(Instruction) Would you print each of the records below word for word, omitting the pictures?

─── Data shown

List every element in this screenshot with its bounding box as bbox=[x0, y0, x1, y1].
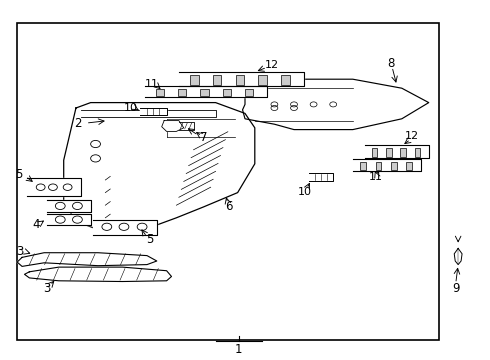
Bar bbox=[400, 148, 406, 157]
Bar bbox=[178, 89, 186, 96]
Bar bbox=[361, 162, 366, 170]
Bar bbox=[406, 162, 412, 170]
Text: 7: 7 bbox=[199, 131, 207, 144]
Polygon shape bbox=[309, 173, 333, 181]
Text: 12: 12 bbox=[265, 60, 279, 70]
Text: 11: 11 bbox=[369, 172, 383, 182]
Text: 2: 2 bbox=[74, 117, 81, 130]
Polygon shape bbox=[47, 200, 91, 212]
Polygon shape bbox=[179, 72, 304, 86]
Polygon shape bbox=[93, 220, 157, 235]
Text: 1: 1 bbox=[235, 343, 243, 356]
Text: 6: 6 bbox=[225, 201, 233, 213]
Polygon shape bbox=[64, 103, 255, 232]
Polygon shape bbox=[179, 122, 194, 130]
Bar bbox=[391, 162, 396, 170]
Text: 3: 3 bbox=[43, 282, 50, 294]
Polygon shape bbox=[353, 159, 421, 171]
Polygon shape bbox=[140, 108, 167, 115]
Polygon shape bbox=[454, 248, 462, 265]
Bar bbox=[281, 75, 290, 85]
Bar bbox=[236, 75, 244, 85]
Polygon shape bbox=[243, 79, 429, 130]
Text: 11: 11 bbox=[145, 78, 159, 89]
Text: 4: 4 bbox=[32, 219, 40, 231]
Polygon shape bbox=[17, 253, 157, 266]
Bar bbox=[245, 89, 253, 96]
Bar bbox=[17, 23, 439, 340]
Text: 5: 5 bbox=[15, 168, 23, 181]
Text: 10: 10 bbox=[298, 186, 312, 197]
Bar bbox=[415, 148, 420, 157]
Polygon shape bbox=[27, 178, 81, 196]
Polygon shape bbox=[81, 110, 216, 117]
Bar bbox=[258, 75, 267, 85]
Text: 12: 12 bbox=[405, 131, 418, 141]
Text: 9: 9 bbox=[452, 282, 460, 294]
Polygon shape bbox=[162, 121, 184, 131]
Polygon shape bbox=[47, 214, 91, 225]
Polygon shape bbox=[24, 267, 172, 282]
Polygon shape bbox=[365, 145, 429, 158]
Bar bbox=[213, 75, 221, 85]
Bar bbox=[222, 89, 231, 96]
Text: 10: 10 bbox=[124, 103, 138, 113]
Bar bbox=[372, 148, 377, 157]
Bar bbox=[156, 89, 164, 96]
Bar bbox=[386, 148, 392, 157]
Bar bbox=[376, 162, 381, 170]
Text: 3: 3 bbox=[16, 245, 24, 258]
Bar bbox=[200, 89, 209, 96]
Polygon shape bbox=[145, 86, 267, 97]
Text: 5: 5 bbox=[146, 233, 153, 246]
Text: 8: 8 bbox=[387, 57, 395, 70]
Bar bbox=[190, 75, 199, 85]
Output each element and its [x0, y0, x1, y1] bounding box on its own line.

──────

(The completed task)
List every element in this screenshot with its bounding box as bbox=[x0, y0, x1, y1].
Bar bbox=[400, 148, 406, 157]
Bar bbox=[178, 89, 186, 96]
Bar bbox=[361, 162, 366, 170]
Bar bbox=[406, 162, 412, 170]
Text: 7: 7 bbox=[199, 131, 207, 144]
Polygon shape bbox=[309, 173, 333, 181]
Text: 12: 12 bbox=[265, 60, 279, 70]
Text: 11: 11 bbox=[369, 172, 383, 182]
Text: 2: 2 bbox=[74, 117, 81, 130]
Polygon shape bbox=[47, 200, 91, 212]
Polygon shape bbox=[179, 72, 304, 86]
Polygon shape bbox=[93, 220, 157, 235]
Text: 1: 1 bbox=[235, 343, 243, 356]
Text: 6: 6 bbox=[225, 201, 233, 213]
Polygon shape bbox=[64, 103, 255, 232]
Polygon shape bbox=[179, 122, 194, 130]
Bar bbox=[391, 162, 396, 170]
Text: 3: 3 bbox=[43, 282, 50, 294]
Polygon shape bbox=[353, 159, 421, 171]
Polygon shape bbox=[140, 108, 167, 115]
Polygon shape bbox=[454, 248, 462, 265]
Bar bbox=[281, 75, 290, 85]
Bar bbox=[236, 75, 244, 85]
Polygon shape bbox=[243, 79, 429, 130]
Text: 11: 11 bbox=[145, 78, 159, 89]
Text: 4: 4 bbox=[32, 219, 40, 231]
Polygon shape bbox=[17, 253, 157, 266]
Bar bbox=[245, 89, 253, 96]
Bar bbox=[17, 23, 439, 340]
Text: 5: 5 bbox=[15, 168, 23, 181]
Text: 10: 10 bbox=[298, 186, 312, 197]
Bar bbox=[415, 148, 420, 157]
Polygon shape bbox=[27, 178, 81, 196]
Polygon shape bbox=[81, 110, 216, 117]
Bar bbox=[258, 75, 267, 85]
Text: 12: 12 bbox=[405, 131, 418, 141]
Text: 9: 9 bbox=[452, 282, 460, 294]
Polygon shape bbox=[162, 121, 184, 131]
Polygon shape bbox=[47, 214, 91, 225]
Polygon shape bbox=[24, 267, 172, 282]
Polygon shape bbox=[365, 145, 429, 158]
Bar bbox=[213, 75, 221, 85]
Bar bbox=[222, 89, 231, 96]
Text: 10: 10 bbox=[124, 103, 138, 113]
Bar bbox=[372, 148, 377, 157]
Bar bbox=[156, 89, 164, 96]
Bar bbox=[386, 148, 392, 157]
Bar bbox=[376, 162, 381, 170]
Text: 3: 3 bbox=[16, 245, 24, 258]
Bar bbox=[200, 89, 209, 96]
Polygon shape bbox=[145, 86, 267, 97]
Text: 5: 5 bbox=[146, 233, 153, 246]
Text: 8: 8 bbox=[387, 57, 395, 70]
Bar bbox=[190, 75, 199, 85]
Output each element and its [x0, y0, x1, y1] bounding box on its own line.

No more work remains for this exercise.